## ЗАДАНИЯ:
- a) Перескажите короче в виде списка абзац текста о Бердяеве, который начинается словами «Другими словами, свободная человеческая индивидуальность», и сохраните его главные мысли.
- b) Продолжите текст о Бердяеве, начав сразу после его последнего предложения.

Другими словами, свободная человеческая индивидуальность должна полностью подчиняться какому–то коллективу и, так сказать, потонуть в нем. Ну, что же, может быть, этот коллектив — социализм? Мы сами во многом — противники буржуазного индивидуализма, действительно остро развернувшегося со времени Ренессанса. Бердяев предвидит возможность такого толкования. Он пишет: «Крайний социологизм мирочувствовапия и миросозерцания есть обратная сторона глубокой разобщенности и одиночества человека. Внутренне разъединенные атомы пытаются внешне соединиться. Крайний индивидуализм и крайвий социализм — две формы окончания Ренессанса».

Ницше[196] и Маркс оказываются одинаково гениальными выразителями самоистребления гуманизма. Маркс требует уничтожения личности в коллективе. Маркс заменяет бога коллективом. Ницше же почувствовал человека, как ценность, захотел преодолеть его «сверхчеловеком». Но вы, конечно, наверно, спросите Бердяева: а как сделать таким образом, чтобы господин бог сам вмешался в дело и начал руководить человеческими действиями? Бог, как существо всевидящее и всемогущее, по–видимому, только потому не спускается на землю, хотя бы в образе сына своего, чтобы принять бразды правления над новым человеком, что не находит это нужным. Как же быть? Ясно, что представлять бога на земле могут только какие–нибудь папы.

## ИСХОДНЫЕ МАТЕРИАЛЫ:

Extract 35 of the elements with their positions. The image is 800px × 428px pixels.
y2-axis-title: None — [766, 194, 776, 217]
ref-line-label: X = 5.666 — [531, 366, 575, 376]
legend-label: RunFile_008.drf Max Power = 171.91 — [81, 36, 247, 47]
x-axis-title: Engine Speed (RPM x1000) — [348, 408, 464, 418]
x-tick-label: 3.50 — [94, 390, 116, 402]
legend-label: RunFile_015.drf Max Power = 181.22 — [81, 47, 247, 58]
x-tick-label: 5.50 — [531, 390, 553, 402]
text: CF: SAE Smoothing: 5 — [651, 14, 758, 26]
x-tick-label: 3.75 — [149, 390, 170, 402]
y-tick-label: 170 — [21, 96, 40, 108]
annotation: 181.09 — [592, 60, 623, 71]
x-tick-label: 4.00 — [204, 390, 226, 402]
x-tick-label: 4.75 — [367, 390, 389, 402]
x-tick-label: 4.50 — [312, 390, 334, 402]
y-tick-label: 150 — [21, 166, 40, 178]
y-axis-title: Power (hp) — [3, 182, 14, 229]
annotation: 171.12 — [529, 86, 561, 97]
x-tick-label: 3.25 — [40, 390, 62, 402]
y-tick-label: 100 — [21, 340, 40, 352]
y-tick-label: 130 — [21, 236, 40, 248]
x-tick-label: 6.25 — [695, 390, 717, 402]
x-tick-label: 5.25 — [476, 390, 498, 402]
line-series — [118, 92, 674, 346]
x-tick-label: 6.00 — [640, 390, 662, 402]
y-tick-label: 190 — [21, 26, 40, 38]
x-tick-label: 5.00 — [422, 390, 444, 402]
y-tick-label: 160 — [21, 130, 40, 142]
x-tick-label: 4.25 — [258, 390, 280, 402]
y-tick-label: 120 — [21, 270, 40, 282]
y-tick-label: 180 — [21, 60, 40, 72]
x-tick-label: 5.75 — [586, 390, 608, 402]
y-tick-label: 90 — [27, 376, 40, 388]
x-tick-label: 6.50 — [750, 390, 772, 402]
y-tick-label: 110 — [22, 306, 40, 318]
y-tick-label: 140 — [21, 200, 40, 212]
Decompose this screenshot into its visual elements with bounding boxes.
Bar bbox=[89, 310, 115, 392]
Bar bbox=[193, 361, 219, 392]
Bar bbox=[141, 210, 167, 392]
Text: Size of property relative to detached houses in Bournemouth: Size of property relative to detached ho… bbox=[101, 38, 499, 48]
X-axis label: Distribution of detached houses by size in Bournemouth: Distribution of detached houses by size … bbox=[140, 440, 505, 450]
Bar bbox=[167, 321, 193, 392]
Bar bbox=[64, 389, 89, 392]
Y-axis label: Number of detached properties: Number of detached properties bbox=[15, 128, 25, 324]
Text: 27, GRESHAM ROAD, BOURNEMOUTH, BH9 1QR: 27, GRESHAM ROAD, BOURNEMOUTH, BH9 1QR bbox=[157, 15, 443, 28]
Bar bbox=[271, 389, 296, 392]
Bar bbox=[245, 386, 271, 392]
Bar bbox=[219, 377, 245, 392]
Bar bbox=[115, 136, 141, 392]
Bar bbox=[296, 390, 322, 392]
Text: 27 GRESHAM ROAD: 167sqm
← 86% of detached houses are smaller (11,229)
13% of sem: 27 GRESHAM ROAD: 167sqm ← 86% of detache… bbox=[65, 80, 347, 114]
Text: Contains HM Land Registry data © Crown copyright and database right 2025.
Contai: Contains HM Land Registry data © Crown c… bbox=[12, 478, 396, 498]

## ОТВЕТЫ:
- a)
- Свободная человеческая индивидуальность, согласно этой мысли, должна полностью подчиниться некоему коллективу и раствориться в нем.
- Ставится вопрос, не является ли таким коллективом социализм. При этом «мы» и сами во многом выступаем противниками буржуазного индивидуализма, который резко развился со времени Ренессанса.
- Бердяев предвидит такое толкование. По его словам, крайний социологизм мирочувствования и миросозерцания есть обратная сторона глубокой разобщенности и одиночества человека. Внутренне разъединенные атомы пытаются соединиться внешне. Крайний индивидуализм и крайний социализм он называет двумя формами окончания Ренессанса.

- b)
Маркс хочет поглощения индивидуальности в коллективе, говорит Бердяев. Но мы все знаем, что марксистский коллектив есть предел свободного общества, общества безгосударственного. А вот Бердяев говорит нам о необходимости иерархизации жизни, т. е., другими словами, управления ею верхами, и об этой иерархии разговаривает потом Бердяев бесконечно много. Может быть, Бердяев прав, что буржуазная псевдодемократия напоминает собою больше механизм, чем организм, но ведь научный социализм и ведет к величайшей организованности общества, в то же время объявляя войну принципам авторитета и иерархии. Не говоря уже об огромных хозяйственных достижениях, которые ждут человечество на путях, указанных научным социализмом, даже в эти задачи — осуществление свободного трудового братства всех людей и всех народов — представляются прямо–таки огромными по сравнению с идеалом иерархического общества, когда оно вдобавок сразу получает определение средневековья.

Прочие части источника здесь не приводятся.